__Written exercise__: Omit every picture and write out the rest of the records exactly.

__Extracted records__:

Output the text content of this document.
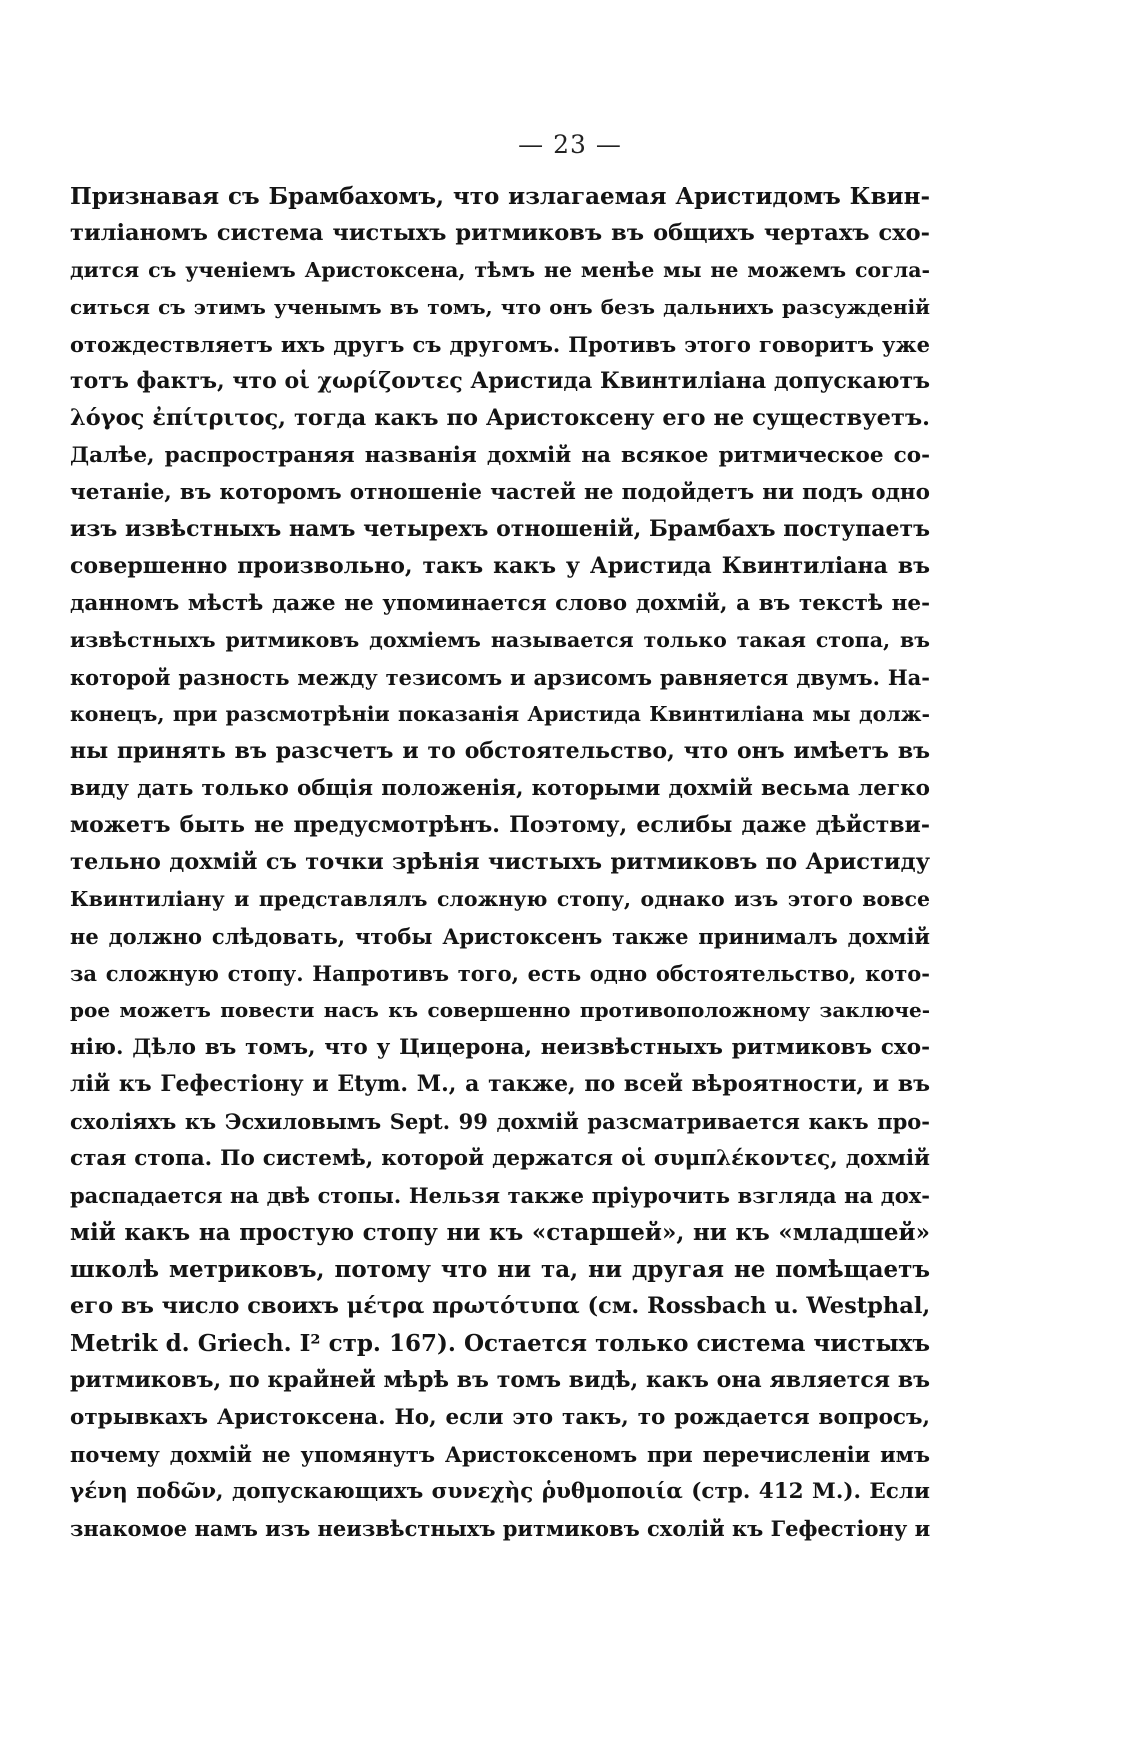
— 23 —
Признавая съ Брамбахомъ, что излагаемая Аристидомъ Квин-
тиліаномъ система чистыхъ ритмиковъ въ общихъ чертахъ схо-
дится съ ученіемъ Аристоксена, тѣмъ не менѣе мы не можемъ согла-
ситься съ этимъ ученымъ въ томъ, что онъ безъ дальнихъ разсужденій
отождествляетъ ихъ другъ съ другомъ. Противъ этого говоритъ уже
тотъ фактъ, что οἱ χωρίζοντες Аристида Квинтиліана допускаютъ
λόγος ἐπίτριτος, тогда какъ по Аристоксену его не существуетъ.
Далѣе, распространяя названія дохмій на всякое ритмическое со-
четаніе, въ которомъ отношеніе частей не подойдетъ ни подъ одно
изъ извѣстныхъ намъ четырехъ отношеній, Брамбахъ поступаетъ
совершенно произвольно, такъ какъ у Аристида Квинтиліана въ
данномъ мѣстѣ даже не упоминается слово дохмій, а въ текстѣ не-
извѣстныхъ ритмиковъ дохміемъ называется только такая стопа, въ
которой разность между тезисомъ и арзисомъ равняется двумъ. На-
конецъ, при разсмотрѣніи показанія Аристида Квинтиліана мы долж-
ны принять въ разсчетъ и то обстоятельство, что онъ имѣетъ въ
виду дать только общія положенія, которыми дохмій весьма легко
можетъ быть не предусмотрѣнъ. Поэтому, еслибы даже дѣйстви-
тельно дохмій съ точки зрѣнія чистыхъ ритмиковъ по Аристиду
Квинтиліану и представлялъ сложную стопу, однако изъ этого вовсе
не должно слѣдовать, чтобы Аристоксенъ также принималъ дохмій
за сложную стопу. Напротивъ того, есть одно обстоятельство, кото-
рое можетъ повести насъ къ совершенно противоположному заключе-
нію. Дѣло въ томъ, что у Цицерона, неизвѣстныхъ ритмиковъ схо-
лій къ Гефестіону и Etym. M., а также, по всей вѣроятности, и въ
схоліяхъ къ Эсхиловымъ Sept. 99 дохмій разсматривается какъ про-
стая стопа. По системѣ, которой держатся οἱ συμπλέκοντες, дохмій
распадается на двѣ стопы. Нельзя также пріурочить взгляда на дох-
мій какъ на простую стопу ни къ «старшей», ни къ «младшей»
школѣ метриковъ, потому что ни та, ни другая не помѣщаетъ
его въ число своихъ μέτρα πρωτότυπα (см. Rossbach u. Westphal,
Metrik d. Griech. I² стр. 167). Остается только система чистыхъ
ритмиковъ, по крайней мѣрѣ въ томъ видѣ, какъ она является въ
отрывкахъ Аристоксена. Но, если это такъ, то рождается вопросъ,
почему дохмій не упомянутъ Аристоксеномъ при перечисленіи имъ
γένη ποδῶν, допускающихъ συνεχὴς ῥυθμοποιία (стр. 412 M.). Если
знакомое намъ изъ неизвѣстныхъ ритмиковъ схолій къ Гефестіону и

__Full output__:
Output the text content of this document.
— 23 —
Признавая съ Брамбахомъ, что излагаемая Аристидомъ Квин-
тиліаномъ система чистыхъ ритмиковъ въ общихъ чертахъ схо-
дится съ ученіемъ Аристоксена, тѣмъ не менѣе мы не можемъ согла-
ситься съ этимъ ученымъ въ томъ, что онъ безъ дальнихъ разсужденій
отождествляетъ ихъ другъ съ другомъ. Противъ этого говоритъ уже
тотъ фактъ, что οἱ χωρίζοντες Аристида Квинтиліана допускаютъ
λόγος ἐπίτριτος, тогда какъ по Аристоксену его не существуетъ.
Далѣе, распространяя названія дохмій на всякое ритмическое со-
четаніе, въ которомъ отношеніе частей не подойдетъ ни подъ одно
изъ извѣстныхъ намъ четырехъ отношеній, Брамбахъ поступаетъ
совершенно произвольно, такъ какъ у Аристида Квинтиліана въ
данномъ мѣстѣ даже не упоминается слово дохмій, а въ текстѣ не-
извѣстныхъ ритмиковъ дохміемъ называется только такая стопа, въ
которой разность между тезисомъ и арзисомъ равняется двумъ. На-
конецъ, при разсмотрѣніи показанія Аристида Квинтиліана мы долж-
ны принять въ разсчетъ и то обстоятельство, что онъ имѣетъ въ
виду дать только общія положенія, которыми дохмій весьма легко
можетъ быть не предусмотрѣнъ. Поэтому, еслибы даже дѣйстви-
тельно дохмій съ точки зрѣнія чистыхъ ритмиковъ по Аристиду
Квинтиліану и представлялъ сложную стопу, однако изъ этого вовсе
не должно слѣдовать, чтобы Аристоксенъ также принималъ дохмій
за сложную стопу. Напротивъ того, есть одно обстоятельство, кото-
рое можетъ повести насъ къ совершенно противоположному заключе-
нію. Дѣло въ томъ, что у Цицерона, неизвѣстныхъ ритмиковъ схо-
лій къ Гефестіону и Etym. M., а также, по всей вѣроятности, и въ
схоліяхъ къ Эсхиловымъ Sept. 99 дохмій разсматривается какъ про-
стая стопа. По системѣ, которой держатся οἱ συμπλέκοντες, дохмій
распадается на двѣ стопы. Нельзя также пріурочить взгляда на дох-
мій какъ на простую стопу ни къ «старшей», ни къ «младшей»
школѣ метриковъ, потому что ни та, ни другая не помѣщаетъ
его въ число своихъ μέτρα πρωτότυπα (см. Rossbach u. Westphal,
Metrik d. Griech. I² стр. 167). Остается только система чистыхъ
ритмиковъ, по крайней мѣрѣ въ томъ видѣ, какъ она является въ
отрывкахъ Аристоксена. Но, если это такъ, то рождается вопросъ,
почему дохмій не упомянутъ Аристоксеномъ при перечисленіи имъ
γένη ποδῶν, допускающихъ συνεχὴς ῥυθμοποιία (стр. 412 M.). Если
знакомое намъ изъ неизвѣстныхъ ритмиковъ схолій къ Гефестіону и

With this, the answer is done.